▶ _Data provided_
──────────────────────────────
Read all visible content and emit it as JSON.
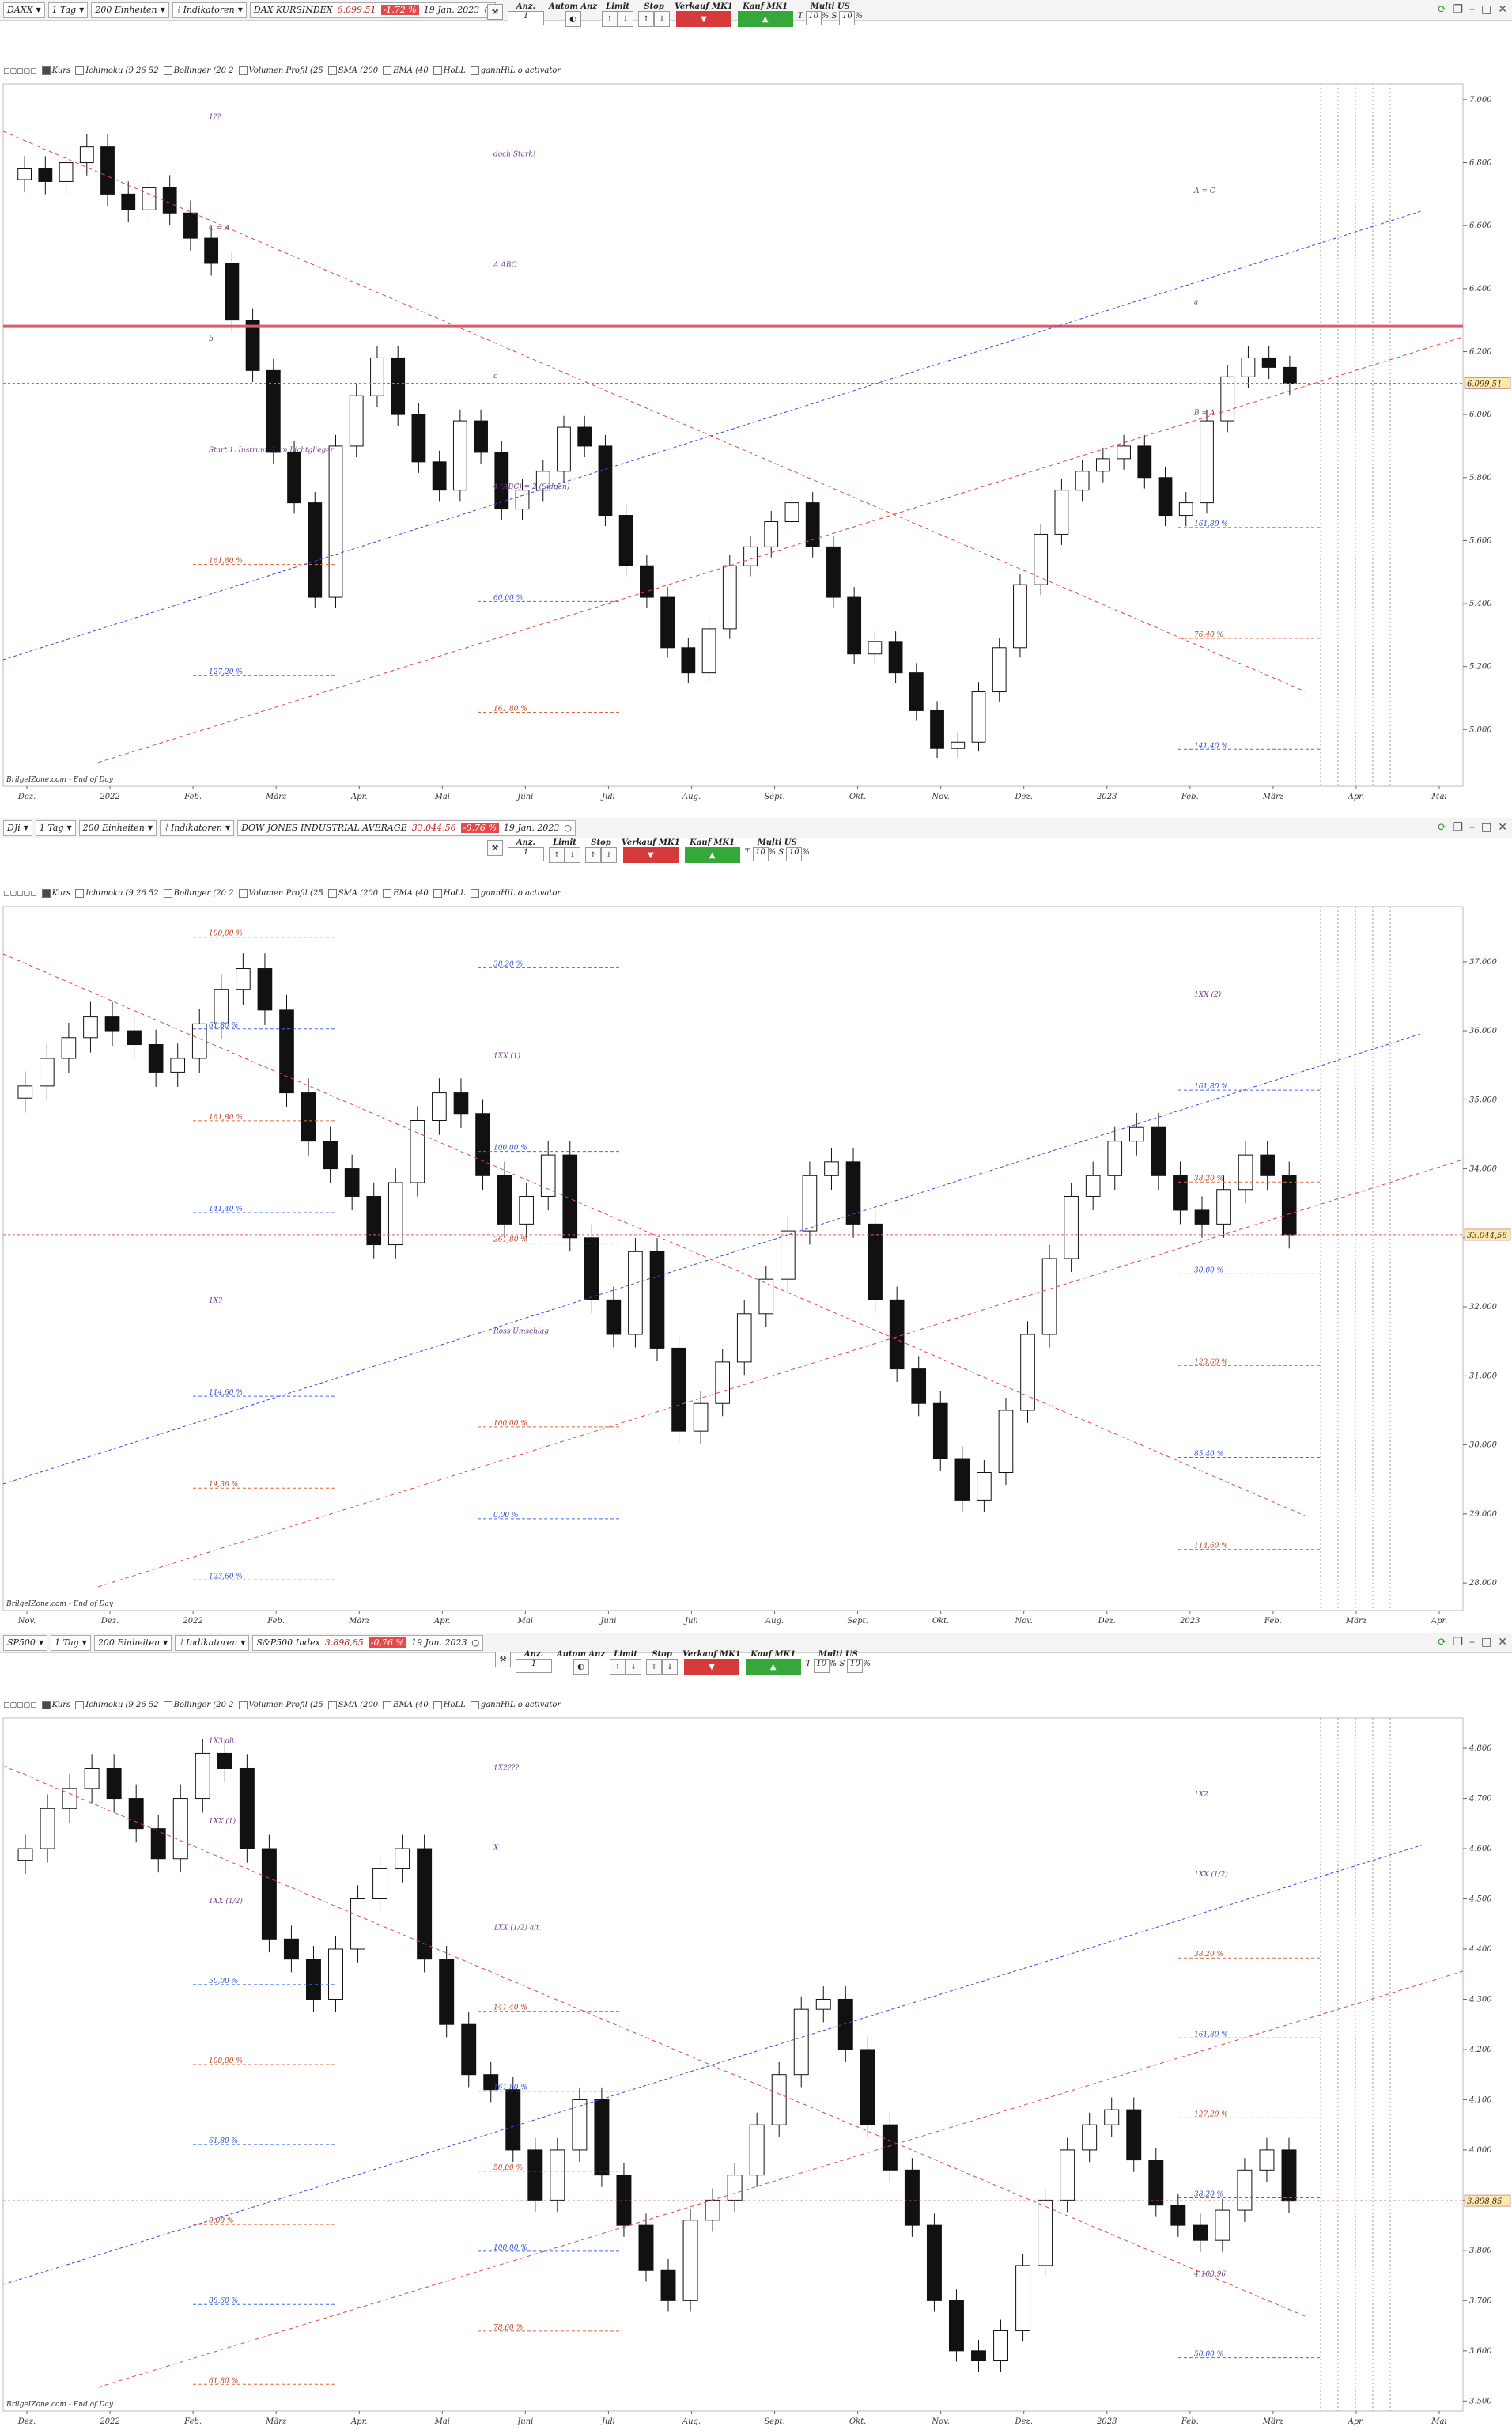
{
  "panels": [
    {
      "symbol": "DAXX",
      "interval": "1 Tag",
      "units": "200 Einheiten",
      "indicators_btn": "Indikatoren",
      "title": "DAX KURSINDEX",
      "last": "6.099,51",
      "change": "-1,72 %",
      "date": "19 Jan. 2023",
      "order": {
        "anz": "Anz.",
        "autom": "Autom Anz",
        "limit": "Limit",
        "stop": "Stop",
        "sell": "Verkauf MK1",
        "buy": "Kauf MK1",
        "multi": "Multi US",
        "qty": "1",
        "t_lbl": "T",
        "t_val": "10",
        "s_lbl": "S",
        "s_val": "10",
        "pct": "%"
      },
      "indicators": [
        "Kurs",
        "Ichimoku (9 26 52",
        "Bollinger (20 2",
        "Volumen Profil (25",
        "SMA (200",
        "EMA (40",
        "HoLL",
        "gannHiL o activator"
      ],
      "brand": "BrilgeIZone.com - End of Day",
      "current_label": "6.099,51",
      "annotations": [
        "1??",
        "doch Stark!",
        "A = C",
        "C = A",
        "A ABC",
        "a",
        "b",
        "c",
        "B = A",
        "Start 1. Instrum.-1, m.Lichtglieger",
        "4 (ABC) = 2 (Sidgen)",
        "161,80 %",
        "161,80 %",
        "60,00 %",
        "76,40 %",
        "127,20 %",
        "161,80 %",
        "141,40 %"
      ],
      "chart_data": {
        "type": "candlestick",
        "title": "DAX KURSINDEX",
        "x_ticks": [
          "Dez.",
          "2022",
          "Feb.",
          "März",
          "Apr.",
          "Mai",
          "Juni",
          "Juli",
          "Aug.",
          "Sept.",
          "Okt.",
          "Nov.",
          "Dez.",
          "2023",
          "Feb.",
          "März",
          "Apr.",
          "Mai"
        ],
        "y_ticks": [
          7000,
          6800,
          6600,
          6400,
          6200,
          6000,
          5800,
          5600,
          5400,
          5200,
          5000
        ],
        "ylim": [
          4820,
          7050
        ],
        "resistance_level": 6280,
        "last_price": 6099.51,
        "close": [
          6780,
          6740,
          6800,
          6850,
          6700,
          6650,
          6720,
          6640,
          6560,
          6480,
          6300,
          6140,
          5880,
          5720,
          5420,
          5900,
          6060,
          6180,
          6000,
          5850,
          5760,
          5980,
          5880,
          5700,
          5760,
          5820,
          5960,
          5900,
          5680,
          5520,
          5420,
          5260,
          5180,
          5320,
          5520,
          5580,
          5660,
          5720,
          5580,
          5420,
          5240,
          5280,
          5180,
          5060,
          4940,
          4960,
          5120,
          5260,
          5460,
          5620,
          5760,
          5820,
          5860,
          5900,
          5800,
          5680,
          5720,
          5980,
          6120,
          6180,
          6150,
          6099
        ]
      }
    },
    {
      "symbol": "DJi",
      "interval": "1 Tag",
      "units": "200 Einheiten",
      "indicators_btn": "Indikatoren",
      "title": "DOW JONES INDUSTRIAL AVERAGE",
      "last": "33.044,56",
      "change": "-0,76 %",
      "date": "19 Jan. 2023",
      "order": {
        "anz": "Anz.",
        "limit": "Limit",
        "stop": "Stop",
        "sell": "Verkauf MK1",
        "buy": "Kauf MK1",
        "multi": "Multi US",
        "qty": "1",
        "t_lbl": "T",
        "t_val": "10",
        "s_lbl": "S",
        "s_val": "10",
        "pct": "%"
      },
      "indicators": [
        "Kurs",
        "Ichimoku (9 26 52",
        "Bollinger (20 2",
        "Volumen Profil (25",
        "SMA (200",
        "EMA (40",
        "HoLL",
        "gannHiL o activator"
      ],
      "brand": "BrilgeIZone.com - End of Day",
      "current_label": "33.044,56",
      "annotations": [
        "100,00 %",
        "38,20 %",
        "1XX (2)",
        "61,80 %",
        "1XX (1)",
        "161,80 %",
        "161,80 %",
        "100,00 %",
        "38,20 %",
        "141,40 %",
        "261,80 %",
        "30,00 %",
        "1X?",
        "Ross Umschlag",
        "123,60 %",
        "114,60 %",
        "100,00 %",
        "85,40 %",
        "14,36 %",
        "0,00 %",
        "114,60 %",
        "123,60 %"
      ],
      "chart_data": {
        "type": "candlestick",
        "title": "DOW JONES INDUSTRIAL AVERAGE",
        "x_ticks": [
          "Nov.",
          "Dez.",
          "2022",
          "Feb.",
          "März",
          "Apr.",
          "Mai",
          "Juni",
          "Juli",
          "Aug.",
          "Sept.",
          "Okt.",
          "Nov.",
          "Dez.",
          "2023",
          "Feb.",
          "März",
          "Apr."
        ],
        "y_ticks": [
          37000,
          36000,
          35000,
          34000,
          33000,
          32000,
          31000,
          30000,
          29000,
          28000
        ],
        "ylim": [
          27600,
          37800
        ],
        "last_price": 33044.56,
        "close": [
          35200,
          35600,
          35900,
          36200,
          36000,
          35800,
          35400,
          35600,
          36100,
          36600,
          36900,
          36300,
          35100,
          34400,
          34000,
          33600,
          32900,
          33800,
          34700,
          35100,
          34800,
          33900,
          33200,
          33600,
          34200,
          33000,
          32100,
          31600,
          32800,
          31400,
          30200,
          30600,
          31200,
          31900,
          32400,
          33100,
          33900,
          34100,
          33200,
          32100,
          31100,
          30600,
          29800,
          29200,
          29600,
          30500,
          31600,
          32700,
          33600,
          33900,
          34400,
          34600,
          33900,
          33400,
          33200,
          33700,
          34200,
          33900,
          33044
        ]
      }
    },
    {
      "symbol": "SP500",
      "interval": "1 Tag",
      "units": "200 Einheiten",
      "indicators_btn": "Indikatoren",
      "title": "S&P500 Index",
      "last": "3.898,85",
      "change": "-0,76 %",
      "date": "19 Jan. 2023",
      "order": {
        "anz": "Anz.",
        "autom": "Autom Anz",
        "limit": "Limit",
        "stop": "Stop",
        "sell": "Verkauf MK1",
        "buy": "Kauf MK1",
        "multi": "Multi US",
        "qty": "1",
        "t_lbl": "T",
        "t_val": "10",
        "s_lbl": "S",
        "s_val": "10",
        "pct": "%"
      },
      "indicators": [
        "Kurs",
        "Ichimoku (9 26 52",
        "Bollinger (20 2",
        "Volumen Profil (25",
        "SMA (200",
        "EMA (40",
        "HoLL",
        "gannHiL o activator"
      ],
      "brand": "BrilgeIZone.com - End of Day",
      "current_label": "3.898,85",
      "annotations": [
        "1X3 alt.",
        "1X2???",
        "1X2",
        "1XX (1)",
        "X",
        "1XX (1/2)",
        "1XX (1/2)",
        "1XX (1/2) alt.",
        "38,20 %",
        "50,00 %",
        "141,40 %",
        "161,80 %",
        "100,00 %",
        "161,80 %",
        "127,20 %",
        "61,80 %",
        "50,00 %",
        "38,20 %",
        "0,00 %",
        "100,00 %",
        "4.100,96",
        "88,60 %",
        "78,60 %",
        "50,00 %",
        "61,80 %"
      ],
      "chart_data": {
        "type": "candlestick",
        "title": "S&P500 Index",
        "x_ticks": [
          "Dez.",
          "2022",
          "Feb.",
          "März",
          "Apr.",
          "Mai",
          "Juni",
          "Juli",
          "Aug.",
          "Sept.",
          "Okt.",
          "Nov.",
          "Dez.",
          "2023",
          "Feb.",
          "März",
          "Apr.",
          "Mai"
        ],
        "y_ticks": [
          4800,
          4700,
          4600,
          4500,
          4400,
          4300,
          4200,
          4100,
          4000,
          3900,
          3800,
          3700,
          3600,
          3500
        ],
        "ylim": [
          3480,
          4860
        ],
        "last_price": 3898.85,
        "close": [
          4600,
          4680,
          4720,
          4760,
          4700,
          4640,
          4580,
          4700,
          4790,
          4760,
          4600,
          4420,
          4380,
          4300,
          4400,
          4500,
          4560,
          4600,
          4380,
          4250,
          4150,
          4120,
          4000,
          3900,
          4000,
          4100,
          3950,
          3850,
          3760,
          3700,
          3860,
          3900,
          3950,
          4050,
          4150,
          4280,
          4300,
          4200,
          4050,
          3960,
          3850,
          3700,
          3600,
          3580,
          3640,
          3770,
          3900,
          4000,
          4050,
          4080,
          3980,
          3890,
          3850,
          3820,
          3880,
          3960,
          4000,
          3898
        ]
      }
    }
  ]
}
──────────────────────────────
▶ _Problem statement_
State how many lines of the listing include "JONES", and nothing more.

▶ _Result for this task_
2